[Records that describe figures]

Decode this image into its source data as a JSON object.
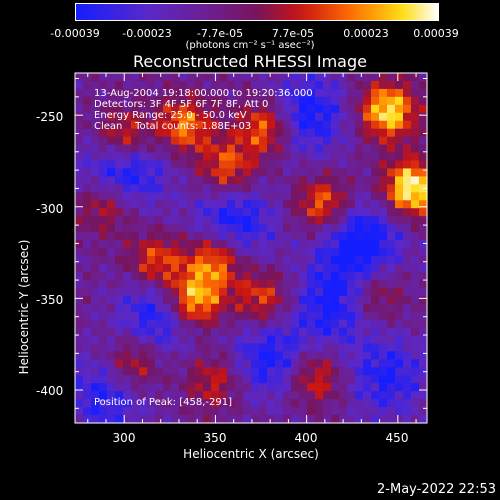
{
  "colorbar": {
    "ticks": [
      "-0.00039",
      "-0.00023",
      "-7.7e-05",
      "7.7e-05",
      "0.00023",
      "0.00039"
    ],
    "units": "(photons cm⁻² s⁻¹ asec⁻²)"
  },
  "annotations": {
    "line1": "13-Aug-2004 19:18:00.000 to 19:20:36.000",
    "line2": "Detectors: 3F 4F 5F 6F 7F 8F, Att 0",
    "line3": "Energy Range: 25.0 - 50.0 keV",
    "line4": "Clean    Total counts: 1.88E+03",
    "peak": "Position of Peak: [458,-291]"
  },
  "timestamp": "2-May-2022 22:53",
  "chart_data": {
    "type": "heatmap",
    "title": "Reconstructed RHESSI Image",
    "xlabel": "Heliocentric X (arcsec)",
    "ylabel": "Heliocentric Y (arcsec)",
    "xlim": [
      273,
      466
    ],
    "ylim": [
      -418,
      -227
    ],
    "x_ticks": [
      300,
      350,
      400,
      450
    ],
    "y_ticks": [
      -250,
      -300,
      -350,
      -400
    ],
    "x_tick_labels": [
      "300",
      "350",
      "400",
      "450"
    ],
    "y_tick_labels": [
      "-250",
      "-300",
      "-350",
      "-400"
    ],
    "colorbar_range": [
      -0.00039,
      0.00039
    ],
    "colormap": "blue-purple-red-yellow-white",
    "bright_sources": [
      {
        "x": 338,
        "y": -353,
        "level": 0.95
      },
      {
        "x": 350,
        "y": -330,
        "level": 0.75
      },
      {
        "x": 445,
        "y": -248,
        "level": 0.9
      },
      {
        "x": 458,
        "y": -291,
        "level": 1.0
      },
      {
        "x": 300,
        "y": -263,
        "level": 0.7
      },
      {
        "x": 333,
        "y": -256,
        "level": 0.65
      },
      {
        "x": 378,
        "y": -257,
        "level": 0.7
      },
      {
        "x": 357,
        "y": -280,
        "level": 0.6
      },
      {
        "x": 410,
        "y": -300,
        "level": 0.65
      },
      {
        "x": 318,
        "y": -332,
        "level": 0.6
      },
      {
        "x": 376,
        "y": -352,
        "level": 0.55
      },
      {
        "x": 405,
        "y": -395,
        "level": 0.55
      },
      {
        "x": 305,
        "y": -388,
        "level": 0.55
      },
      {
        "x": 290,
        "y": -300,
        "level": 0.5
      },
      {
        "x": 438,
        "y": -350,
        "level": 0.45
      },
      {
        "x": 350,
        "y": -397,
        "level": 0.45
      }
    ],
    "dark_regions": [
      {
        "x": 300,
        "y": -280,
        "level": -0.7
      },
      {
        "x": 430,
        "y": -320,
        "level": -0.7
      },
      {
        "x": 400,
        "y": -250,
        "level": -0.6
      },
      {
        "x": 360,
        "y": -310,
        "level": -0.6
      },
      {
        "x": 320,
        "y": -360,
        "level": -0.6
      },
      {
        "x": 415,
        "y": -355,
        "level": -0.55
      },
      {
        "x": 290,
        "y": -405,
        "level": -0.5
      },
      {
        "x": 380,
        "y": -385,
        "level": -0.55
      },
      {
        "x": 445,
        "y": -395,
        "level": -0.5
      }
    ]
  }
}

**What is expected**
Report every line containing the word "Heliocentric" from the listing above.

**Full response**
    "xlabel": "Heliocentric X (arcsec)",
    "ylabel": "Heliocentric Y (arcsec)",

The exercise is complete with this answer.